Task prompt
Look for "CLÓVIS" in each line of the entries, and return the matching lines.

Supplied information
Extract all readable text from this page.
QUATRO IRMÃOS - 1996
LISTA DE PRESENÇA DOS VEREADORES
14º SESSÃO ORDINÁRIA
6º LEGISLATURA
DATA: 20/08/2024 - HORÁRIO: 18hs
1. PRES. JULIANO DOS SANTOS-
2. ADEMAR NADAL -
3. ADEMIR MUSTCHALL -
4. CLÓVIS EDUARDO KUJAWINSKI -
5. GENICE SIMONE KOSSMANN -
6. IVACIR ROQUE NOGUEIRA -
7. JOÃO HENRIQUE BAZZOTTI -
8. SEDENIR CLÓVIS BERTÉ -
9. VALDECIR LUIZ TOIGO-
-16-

Answer to the problem
4. CLÓVIS EDUARDO KUJAWINSKI -
8. SEDENIR CLÓVIS BERTÉ -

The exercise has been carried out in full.